DIRECTION =>
Leave out the pictures and reproduce all of the data exactly.
━━ PROVIDED MATERIAL ━━
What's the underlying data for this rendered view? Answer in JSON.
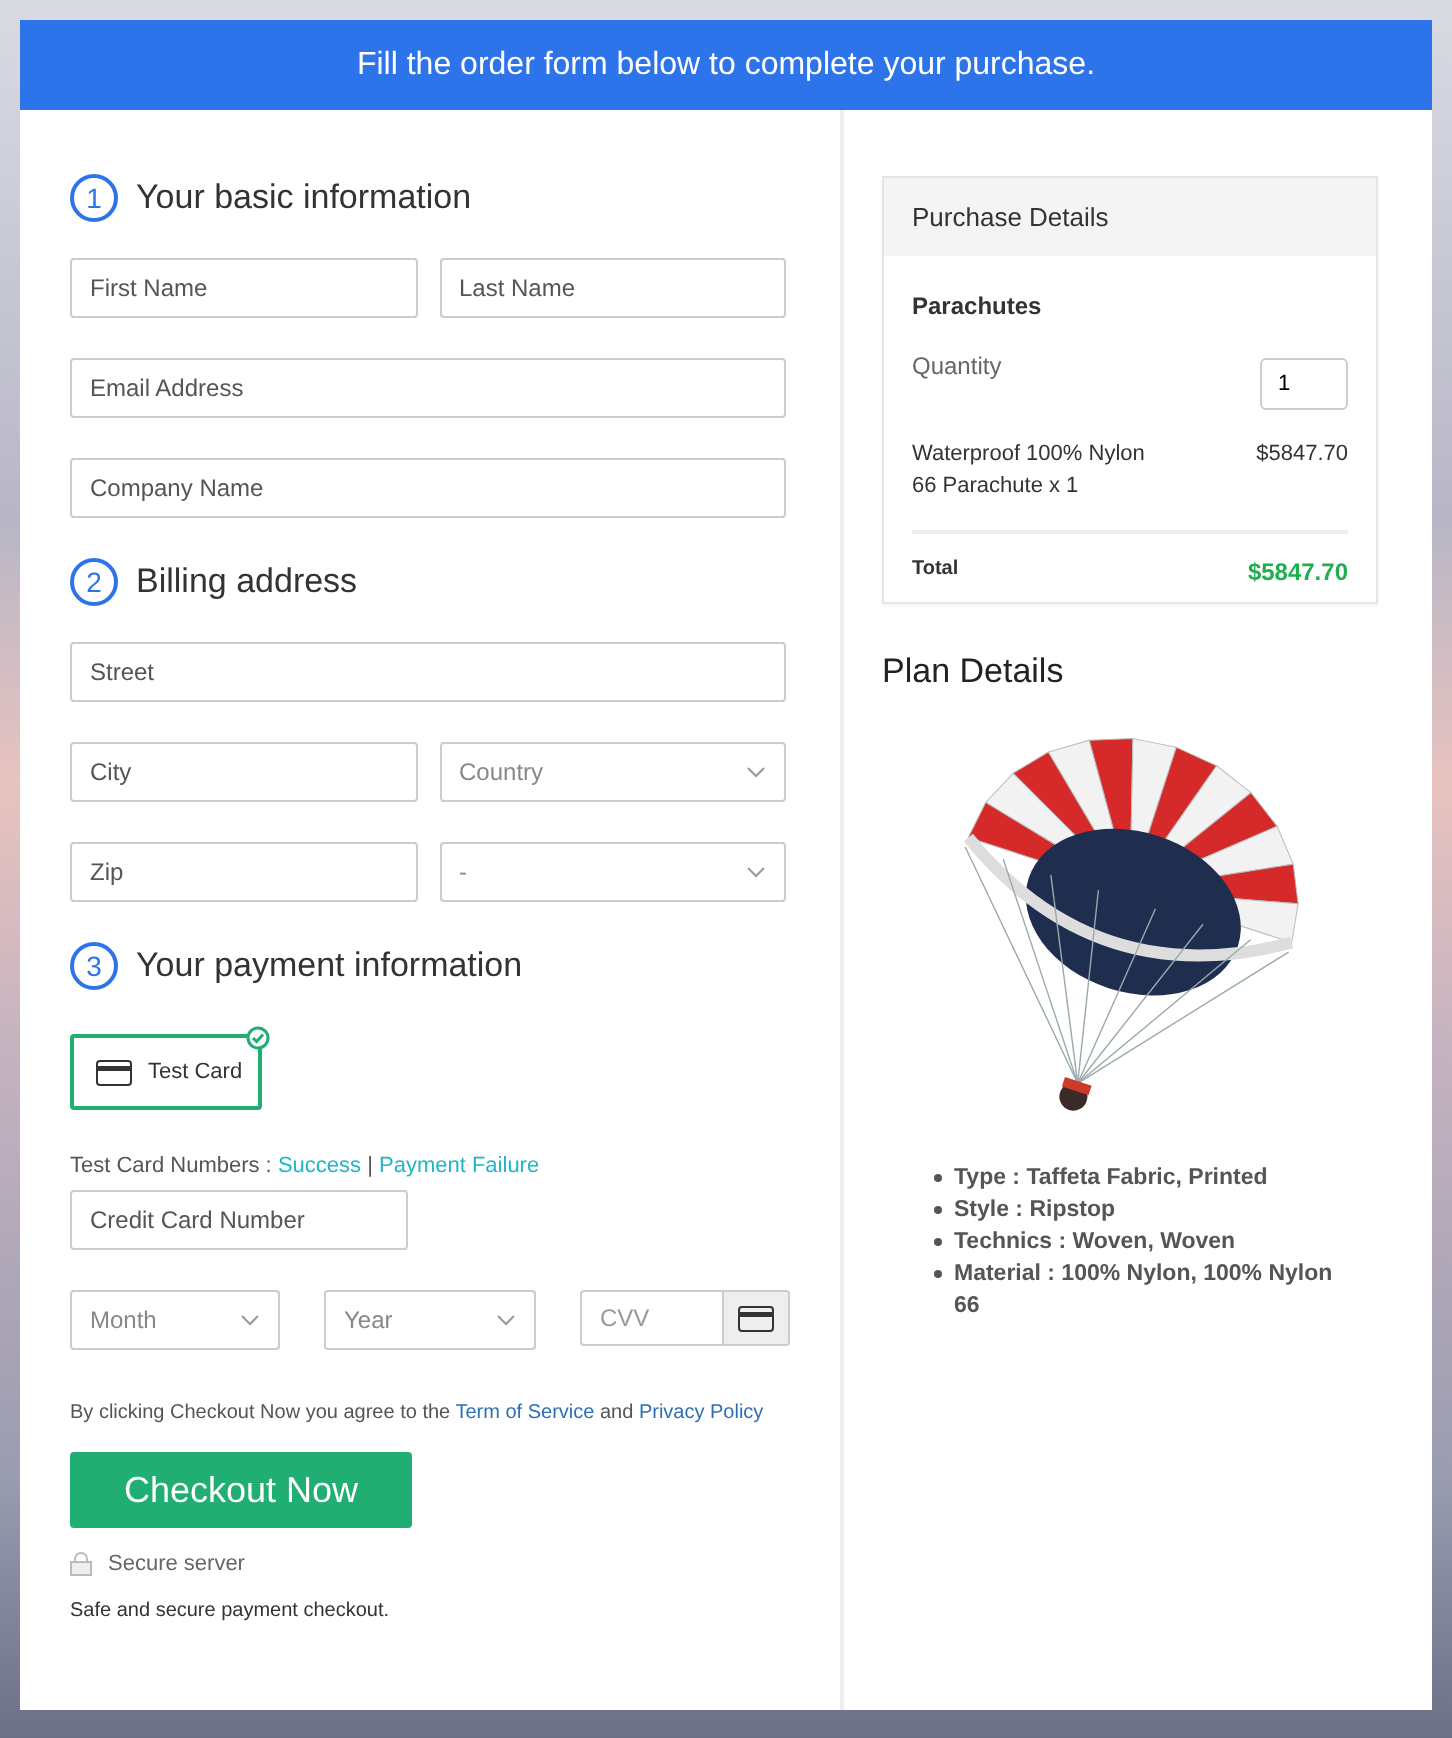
{
  "header": {
    "text": "Fill the order form below to complete your purchase."
  },
  "sections": [
    {
      "number": "1",
      "title": "Your basic information",
      "rows": [
        [
          {
            "kind": "input",
            "placeholder": "First Name"
          },
          {
            "kind": "input",
            "placeholder": "Last Name"
          }
        ],
        [
          {
            "kind": "input",
            "placeholder": "Email Address"
          }
        ],
        [
          {
            "kind": "input",
            "placeholder": "Company Name"
          }
        ]
      ]
    },
    {
      "number": "2",
      "title": "Billing address",
      "rows": [
        [
          {
            "kind": "input",
            "placeholder": "Street"
          }
        ],
        [
          {
            "kind": "input",
            "placeholder": "City"
          },
          {
            "kind": "select",
            "placeholder": "Country"
          }
        ],
        [
          {
            "kind": "input",
            "placeholder": "Zip"
          },
          {
            "kind": "select",
            "placeholder": "-"
          }
        ]
      ]
    }
  ],
  "payment": {
    "number": "3",
    "title": "Your payment information",
    "methods": [
      {
        "label": "Test Card",
        "selected": true
      }
    ],
    "test_numbers": {
      "label": "Test Card Numbers :",
      "links": [
        "Success",
        "Payment Failure"
      ],
      "separator": "|"
    },
    "card_number": {
      "placeholder": "Credit Card Number"
    },
    "month": {
      "placeholder": "Month"
    },
    "year": {
      "placeholder": "Year"
    },
    "cvv": {
      "placeholder": "CVV"
    }
  },
  "agreement": {
    "text": "By clicking Checkout Now you agree to the",
    "links": [
      "Term of Service",
      "Privacy Policy"
    ],
    "joiner": "and"
  },
  "checkout_button": "Checkout Now",
  "secure_server": "Secure server",
  "safe_note": "Safe and secure payment checkout.",
  "purchase": {
    "title": "Purchase Details",
    "product": "Parachutes",
    "quantity_label": "Quantity",
    "quantity": "1",
    "item": "Waterproof 100% Nylon 66 Parachute x 1",
    "item_price": "$5847.70",
    "total_label": "Total",
    "total": "$5847.70"
  },
  "plan": {
    "title": "Plan Details",
    "features": [
      "Type : Taffeta Fabric, Printed",
      "Style : Ripstop",
      "Technics : Woven, Woven",
      "Material : 100% Nylon, 100% Nylon 66"
    ]
  }
}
━━━
OUTPUT BELOW =>
What's the underlying data for this rendered view? Answer in JSON.
{
  "header": {
    "text": "Fill the order form below to complete your purchase."
  },
  "sections": [
    {
      "number": "1",
      "title": "Your basic information",
      "rows": [
        [
          {
            "kind": "input",
            "placeholder": "First Name"
          },
          {
            "kind": "input",
            "placeholder": "Last Name"
          }
        ],
        [
          {
            "kind": "input",
            "placeholder": "Email Address"
          }
        ],
        [
          {
            "kind": "input",
            "placeholder": "Company Name"
          }
        ]
      ]
    },
    {
      "number": "2",
      "title": "Billing address",
      "rows": [
        [
          {
            "kind": "input",
            "placeholder": "Street"
          }
        ],
        [
          {
            "kind": "input",
            "placeholder": "City"
          },
          {
            "kind": "select",
            "placeholder": "Country"
          }
        ],
        [
          {
            "kind": "input",
            "placeholder": "Zip"
          },
          {
            "kind": "select",
            "placeholder": "-"
          }
        ]
      ]
    }
  ],
  "payment": {
    "number": "3",
    "title": "Your payment information",
    "methods": [
      {
        "label": "Test Card",
        "selected": true
      }
    ],
    "test_numbers": {
      "label": "Test Card Numbers :",
      "links": [
        "Success",
        "Payment Failure"
      ],
      "separator": "|"
    },
    "card_number": {
      "placeholder": "Credit Card Number"
    },
    "month": {
      "placeholder": "Month"
    },
    "year": {
      "placeholder": "Year"
    },
    "cvv": {
      "placeholder": "CVV"
    }
  },
  "agreement": {
    "text": "By clicking Checkout Now you agree to the",
    "links": [
      "Term of Service",
      "Privacy Policy"
    ],
    "joiner": "and"
  },
  "checkout_button": "Checkout Now",
  "secure_server": "Secure server",
  "safe_note": "Safe and secure payment checkout.",
  "purchase": {
    "title": "Purchase Details",
    "product": "Parachutes",
    "quantity_label": "Quantity",
    "quantity": "1",
    "item": "Waterproof 100% Nylon 66 Parachute x 1",
    "item_price": "$5847.70",
    "total_label": "Total",
    "total": "$5847.70"
  },
  "plan": {
    "title": "Plan Details",
    "features": [
      "Type : Taffeta Fabric, Printed",
      "Style : Ripstop",
      "Technics : Woven, Woven",
      "Material : 100% Nylon, 100% Nylon 66"
    ]
  }
}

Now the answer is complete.